List all lines of the data that include the string "एफएसएल".

....................

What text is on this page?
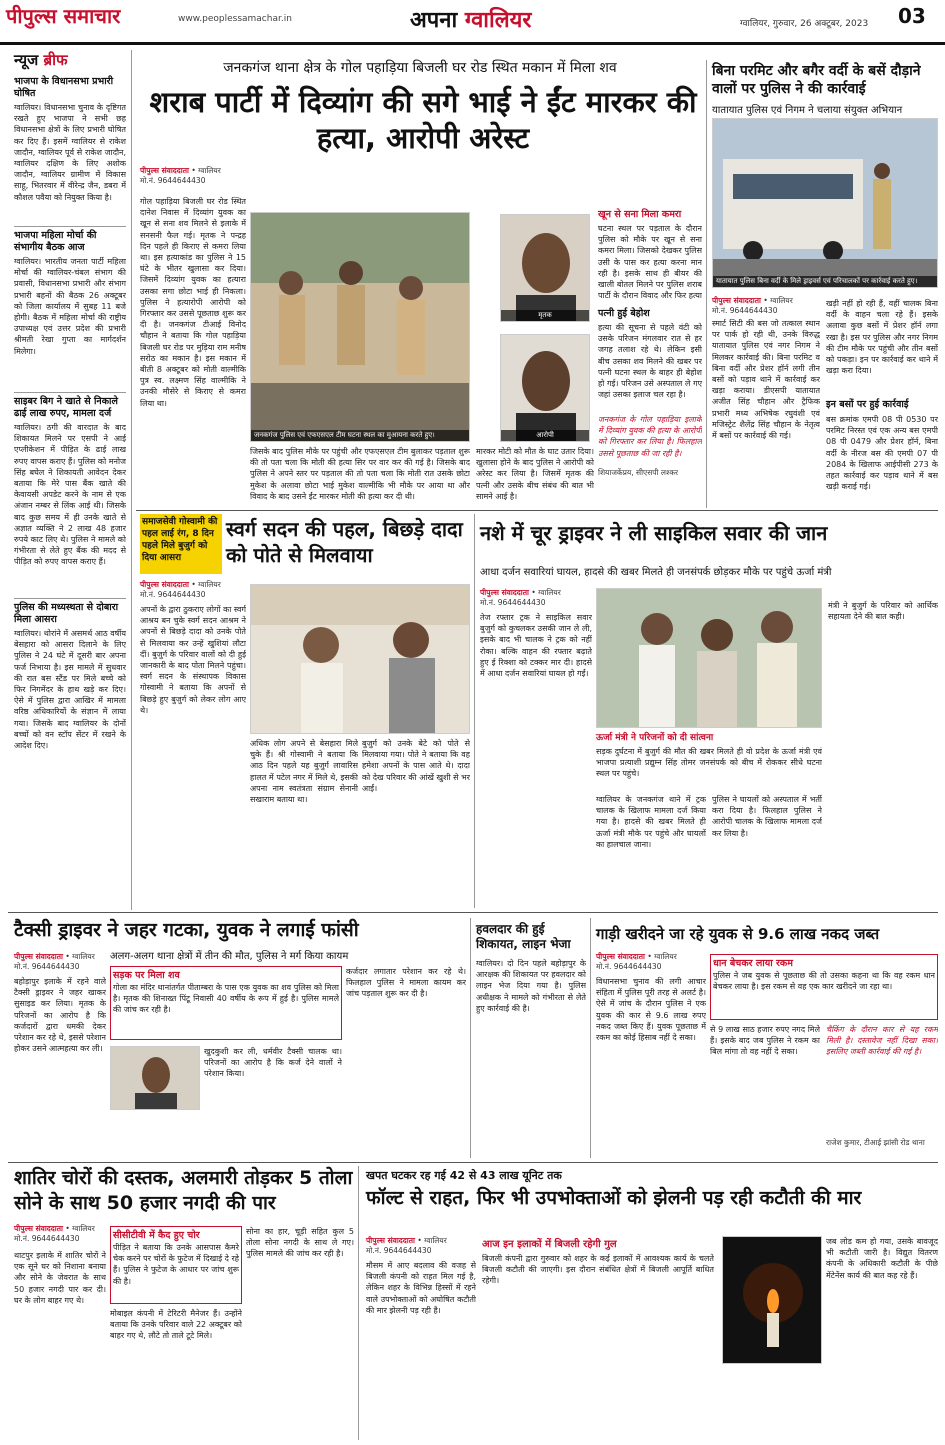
पीपुल्स समाचार	www.peoplessamachar.in	अपना ग्वालियर	ग्वालियर, गुरुवार, 26 अक्टूबर, 2023 03
न्यूज ब्रीफ
भाजपा के विधानसभा प्रभारी घोषित
ग्वालियर। विधानसभा चुनाव के दृष्टिगत रखते हुए भाजपा ने सभी छह विधानसभा क्षेत्रों के लिए प्रभारी घोषित कर दिए हैं। इसमें ग्वालियर से राकेश जादौन, ग्वालियर पूर्व से राकेश जादौन, ग्वालियर दक्षिण के लिए अशोक जादौन, ग्वालियर ग्रामीण में विकास साहू, भितरवार में वीरेन्द्र जैन, डबरा में कौशल पवैया को नियुक्त किया है।
भाजपा महिला मोर्चा की संभागीय बैठक आज
ग्वालियर। भारतीय जनता पार्टी महिला मोर्चा की ग्वालियर-चंबल संभाग की प्रवासी, विधानसभा प्रभारी और संभाग प्रभारी बहनों की बैठक 26 अक्टूबर को जिला कार्यालय में सुबह 11 बजे होगी। बैठक में महिला मोर्चा की राष्ट्रीय उपाध्यक्ष एवं उत्तर प्रदेश की प्रभारी श्रीमती रेखा गुप्ता का मार्गदर्शन मिलेगा।
साइबर बिग ने खाते से निकाले ढाई लाख रुपए, मामला दर्ज
ग्वालियर। ठगी की वारदात के बाद शिकायत मिलने पर एसपी ने आई एप्लीकेशन में पीड़ित के ढाई लाख रुपए वापस कराए हैं। पुलिस को मनोज सिंह बघेल ने शिकायती आवेदन देकर बताया कि मेरे पास बैंक खाते की केवायसी अपडेट करने के नाम से एक अंजान नम्बर से लिंक आई थी। जिसके बाद कुछ समय में ही उनके खाते से अज्ञात व्यक्ति ने 2 लाख 48 हजार रुपये काट लिए थे। पुलिस ने मामले को गंभीरता से लेते हुए बैंक की मदद से पीड़ित को रुपए वापस कराए हैं।
पुलिस की मध्यस्थता से दोबारा मिला आसरा
ग्वालियर। थोरांने में असमर्थ आठ वर्षीय बेसहारा को आसरा दिलाने के लिए पुलिस ने 24 घंटे में दूसरी बार अपना फर्ज निभाया है। इस मामले में सुधवार की रात बस स्टैंड पर मिले बच्चे को फिर निगमेंदर के हाथ खड़े कर दिए। ऐसे में पुलिस द्वारा आखिर में मामला वरिष्ठ अधिकारियों के संज्ञान में लाया गया। जिसके बाद ग्वालियर के दोनों बच्चों को वन स्टॉप सेंटर में रखने के आदेश दिए।
जनकगंज थाना क्षेत्र के गोल पहाड़िया बिजली घर रोड स्थित मकान में मिला शव
शराब पार्टी में दिव्यांग की सगे भाई ने ईंट मारकर की हत्या, आरोपी अरेस्ट
पीपुल्स संवाददाता • ग्वालियर
जनकगंज पुलिस एवं एफएसएल टीम घटना स्थल का मुआयना करते हुए।
मृतक
आरोपी
मो.नं. 9644644430
गोल पहाड़िया बिजली घर रोड स्थित दानेश निवास में दिव्यांग युवक का खून से सना शव मिलने से इलाके में सनसनी फैल गई। मृतक ने पन्द्रह दिन पहले ही किराए से कमरा लिया था। इस हत्याकांड का पुलिस ने 15 घंटे के भीतर खुलासा कर दिया। जिसमें दिव्यांग युवक का हत्यारा उसका सगा छोटा भाई ही निकला। पुलिस ने हत्यारोपी आरोपी को गिरफ्तार कर उससे पूछताछ शुरू कर दी है। जनकगंज टीआई विनोद चौहान ने बताया कि गोल पहाड़िया बिजली घर रोड पर मुड़िया राम मनीष सरोठ का मकान है। इस मकान में बीती 8 अक्टूबर को मोती वाल्मीकि पुत्र स्व. लक्ष्मण सिंह वाल्मीकि ने उनकी मौसेरे से किराए से कमरा लिया था।
जिसके बाद पुलिस मौके पर पहुंची और एफएसएल टीम बुलाकर पड़ताल शुरू की तो पता चला कि मोती की हत्या सिर पर वार कर की गई है। जिसके बाद पुलिस ने अपने स्तर पर पड़ताल की तो पता चला कि मोती रात उसके छोटा मुकेश के अलावा छोटा भाई मुकेश वाल्मीकि भी मौके पर आया था और विवाद के बाद उसने ईंट मारकर मोती की हत्या कर दी थी।
मारकर मोटी को मौत के घाट उतार दिया। खुलासा होने के बाद पुलिस ने आरोपी को अरेस्ट कर लिया है। जिसमें मृतक की पत्नी और उसके बीच संबंध की बात भी सामने आई है।
खून से सना मिला कमरा
घटना स्थल पर पड़ताल के दौरान पुलिस को मौके पर खून से सना कमरा मिला। जिसको देखकर पुलिस उसी के पास कर हत्या करना मान रही है। इसके साथ ही बीयर की खाली बोतल मिलने पर पुलिस शराब पार्टी के दौरान विवाद और फिर हत्या
पत्नी हुई बेहोश
हत्या की सूचना से पहले वंटी को उसके परिजन मंगलवार रात से हर जगह तलाश रहे थे। लेकिन इसी बीच उसका शव मिलने की खबर पर पत्नी घटना स्थल के बाहर ही बेहोश हो गई। परिजन उसे अस्पताल ले गए जहां उसका इलाज चल रहा है।
जनकगंज के गोल पहाड़िया इलाके में दिव्यांग युवक की हत्या के आरोपी को गिरफ्तार कर लिया है। फिलहाल उससे पूछताछ की जा रही है।
शियाजकेंप्रय, सीएसपी लश्कर
बिना परमिट और बगैर वर्दी के बसें दौड़ाने वालों पर पुलिस ने की कार्रवाई
यातायात पुलिस एवं निगम ने चलाया संयुक्त अभियान
यातायात पुलिस बिना वर्दी के मिले ड्राइवर्स एवं परिचालकों पर कार्रवाई करते हुए।
पीपुल्स संवाददाता • ग्वालियर
मो.नं. 9644644430
स्मार्ट सिटी की बस जो तत्काल स्थान पर पार्क हो रही थी, उनके विरुद्ध यातायात पुलिस एवं नगर निगम ने मिलकर कार्रवाई की। बिना परमिट व बिना वर्दी और प्रेशर हॉर्न लगी तीन बसों को पड़ाव थाने में कार्रवाई कर खड़ा कराया। डीएसपी यातायात अजीत सिंह चौहान और ट्रैफिक प्रभारी मध्य अभिषेक रघुवंशी एवं मजिस्ट्रेट शैलेंद्र सिंह चौहान के नेतृत्व में बसों पर कार्रवाई की गई।
खड़ी नहीं हो रही हैं, वहीं चालक बिना वर्दी के वाहन चला रहे हैं। इसके अलावा कुछ बसों में प्रेशर हॉर्न लगा रखा है। इस पर पुलिस और नगर निगम की टीम मौके पर पहुंची और तीन बसों को पकड़ा। इन पर कार्रवाई कर थाने में खड़ा करा दिया।
इन बसों पर हुई कार्रवाई
बस क्रमांक एमपी 08 पी 0530 पर परमिट निरस्त एवं एक अन्य बस एमपी 08 पी 0479 और प्रेशर हॉर्न, बिना वर्दी के नीरज बस की एमपी 07 पी 2084 के खिलाफ आईपीसी 273 के तहत कार्रवाई कर पड़ाव थाने में बस खड़ी कराई गई।
समाजसेवी गोस्वामी की पहल लाई रंग, 8 दिन पहले मिले बुजुर्ग को दिया आसरा
स्वर्ग सदन की पहल, बिछड़े दादा को पोते से मिलवाया
पीपुल्स संवाददाता • ग्वालियर
मो.नं. 9644644430
अपनों के द्वारा ठुकराए लोगों का स्वर्ग आश्रय बन चुके स्वर्ग सदन आश्रम ने अपनों से बिछड़े दादा को उनके पोते से मिलवाया कर उन्हें खुशियां लौटा दीं। बुजुर्ग के परिवार वालों को दी हुई जानकारी के बाद पोता मिलने पहुंचा। स्वर्ग सदन के संस्थापक विकास गोस्वामी ने बताया कि अपनों से बिछड़े हुए बुजुर्ग को लेकर लोग आए थे।
अधिक लोग अपने से बेसहारा मिले चुके हैं। श्री गोस्वामी ने बताया कि आठ दिन पहले यह बुजुर्ग लावारिस हालत में पटेल नगर में मिले थे, इसकी अपना नाम स्वतंत्रता संग्राम सेनानी सखाराम बताया था।
बुजुर्ग को उनके बेटे को पोते से मिलवाया गया। पोते ने बताया कि वह हमेशा अपनों के पास आते थे। दादा को देख परिवार की आंखें खुशी से भर आईं।
नशे में चूर ड्राइवर ने ली साइकिल सवार की जान
आधा दर्जन सवारियां घायल, हादसे की खबर मिलते ही जनसंपर्क छोड़कर मौके पर पहुंचे ऊर्जा मंत्री
पीपुल्स संवाददाता • ग्वालियर
मो.नं. 9644644430
ऊर्जा मंत्री ने परिजनों को दी सांत्वना
सड़क दुर्घटना में बुजुर्ग की मौत की खबर मिलते ही वो प्रदेश के ऊर्जा मंत्री एवं भाजपा प्रत्याशी प्रद्युम्न सिंह तोमर जनसंपर्क को बीच में रोककर सीधे घटना स्थल पर पहुंचे।
तेज रफ्तार ट्रक ने साइकिल सवार बुजुर्ग को कुचलकर उसकी जान ले ली, इसके बाद भी चालक ने ट्रक को नहीं रोका। बल्कि वाहन की रफ्तार बढ़ाते हुए ई रिक्शा को टक्कर मार दी। हादसे में आधा दर्जन सवारियां घायल हो गईं।
ग्वालियर के जनकगंज थाने में ट्रक चालक के खिलाफ मामला दर्ज किया गया है। हादसे की खबर मिलते ही ऊर्जा मंत्री मौके पर पहुंचे और घायलों का हालचाल जाना।
पुलिस ने घायलों को अस्पताल में भर्ती करा दिया है। फिलहाल पुलिस ने आरोपी चालक के खिलाफ मामला दर्ज कर लिया है।
मंत्री ने बुजुर्ग के परिवार को आर्थिक सहायता देने की बात कही।
टैक्सी ड्राइवर ने जहर गटका, युवक ने लगाई फांसी
अलग-अलग थाना क्षेत्रों में तीन की मौत, पुलिस ने मर्ग किया कायम
पीपुल्स संवाददाता • ग्वालियर
मो.नं. 9644644430
बहोड़ापुर इलाके में रहने वाले टैक्सी ड्राइवर ने जहर खाकर सुसाइड कर लिया। मृतक के परिजनों का आरोप है कि कर्जदारों द्वारा धमकी देकर परेशान कर रहे थे, इससे परेशान होकर उसने आत्महत्या कर ली।
सड़क पर मिला शव
गोला का मंदिर थानांतर्गत पीताम्बरा के पास एक युवक का शव पुलिस को मिला है। मृतक की शिनाख्त पिंटू निवासी 40 वर्षीय के रूप में हुई है। पुलिस मामले की जांच कर रही है।
खुदकुशी कर ली, धर्मवीर टैक्सी चालक था। परिजनों का आरोप है कि कर्ज देने वालों ने परेशान किया।
कर्जदार लगातार परेशान कर रहे थे। फिलहाल पुलिस ने मामला कायम कर जांच पड़ताल शुरू कर दी है।
हवलदार की हुई शिकायत, लाइन भेजा
ग्वालियर। दो दिन पहले बहोड़ापुर के आरक्षक की शिकायत पर हवलदार को लाइन भेज दिया गया है। पुलिस अधीक्षक ने मामले को गंभीरता से लेते हुए कार्रवाई की है।
गाड़ी खरीदने जा रहे युवक से 9.6 लाख नकद जब्त
पीपुल्स संवाददाता • ग्वालियर
मो.नं. 9644644430
विधानसभा चुनाव की लगी आचार संहिता में पुलिस पूरी तरह से अलर्ट है। ऐसे में जांच के दौरान पुलिस ने एक युवक की कार से 9.6 लाख रुपए नकद जब्त किए हैं। युवक पूछताछ में रकम का कोई हिसाब नहीं दे सका।
धान बेचकर लाया रकम
पुलिस ने जब युवक से पूछताछ की तो उसका कहना था कि वह रकम धान बेचकर लाया है। इस रकम से वह एक कार खरीदने जा रहा था।
से 9 लाख साठ हजार रुपए नगद मिले हैं। इसके बाद जब पुलिस ने रकम का बिल मांगा तो वह नहीं दे सका।
चैकिंग के दौरान कार से यह रकम मिली है। दस्तावेज नहीं दिखा सका। इसलिए जब्ती कार्रवाई की गई है।
राजेश कुमार, टीआई झांसी रोड थाना
शातिर चोरों की दस्तक, अलमारी तोड़कर 5 तोला सोने के साथ 50 हजार नगदी की पार
पीपुल्स संवाददाता • ग्वालियर
मो.नं. 9644644430
थाटपुर इलाके में शातिर चोरों ने एक सूने घर को निशाना बनाया और सोने के जेवरात के साथ 50 हजार नगदी पार कर दी। घर के लोग बाहर गए थे।
सीसीटीवी में कैद हुए चोर
पीड़ित ने बताया कि उनके आसपास कैमरे चेक करने पर चोरों के फुटेज में दिखाई दे रहे हैं। पुलिस ने फुटेज के आधार पर जांच शुरू की है।
मोबाइल कंपनी में टेरिटरी मैनेजर हैं। उन्होंने बताया कि उनके परिवार वाले 22 अक्टूबर को बाहर गए थे, लौटे तो ताले टूटे मिले।
सोना का हार, चूड़ी सहित कुल 5 तोला सोना नगदी के साथ ले गए। पुलिस मामले की जांच कर रही है।
खपत घटकर रह गई 42 से 43 लाख यूनिट तक
फॉल्ट से राहत, फिर भी उपभोक्ताओं को झेलनी पड़ रही कटौती की मार
पीपुल्स संवाददाता • ग्वालियर
मो.नं. 9644644430
मौसम में आए बदलाव की वजह से बिजली कंपनी को राहत मिल गई है, लेकिन शहर के विभिन्न हिस्सों में रहने वाले उपभोक्ताओं को अघोषित कटौती की मार झेलनी पड़ रही है।
आज इन इलाकों में बिजली रहेगी गुल
बिजली कंपनी द्वारा गुरुवार को शहर के कई इलाकों में आवश्यक कार्य के चलते बिजली कटौती की जाएगी। इस दौरान संबंधित क्षेत्रों में बिजली आपूर्ति बाधित रहेगी।
जब लोड कम हो गया, उसके बावजूद भी कटौती जारी है। विद्युत वितरण कंपनी के अधिकारी कटौती के पीछे मेंटेनेंस कार्य की बात कह रहे हैं।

....................

● Written response:
जनकगंज पुलिस एवं एफएसएल टीम घटना स्थल का मुआयना करते हुए।
जिसके बाद पुलिस मौके पर पहुंची और एफएसएल टीम बुलाकर पड़ताल शुरू की तो पता चला कि मोती की हत्या सिर पर वार कर की गई है। जिसके बाद पुलिस ने अपने स्तर पर पड़ताल की तो पता चला कि मोती रात उसके छोटा मुकेश के अलावा छोटा भाई मुकेश वाल्मीकि भी मौके पर आया था और विवाद के बाद उसने ईंट मारकर मोती की हत्या कर दी थी।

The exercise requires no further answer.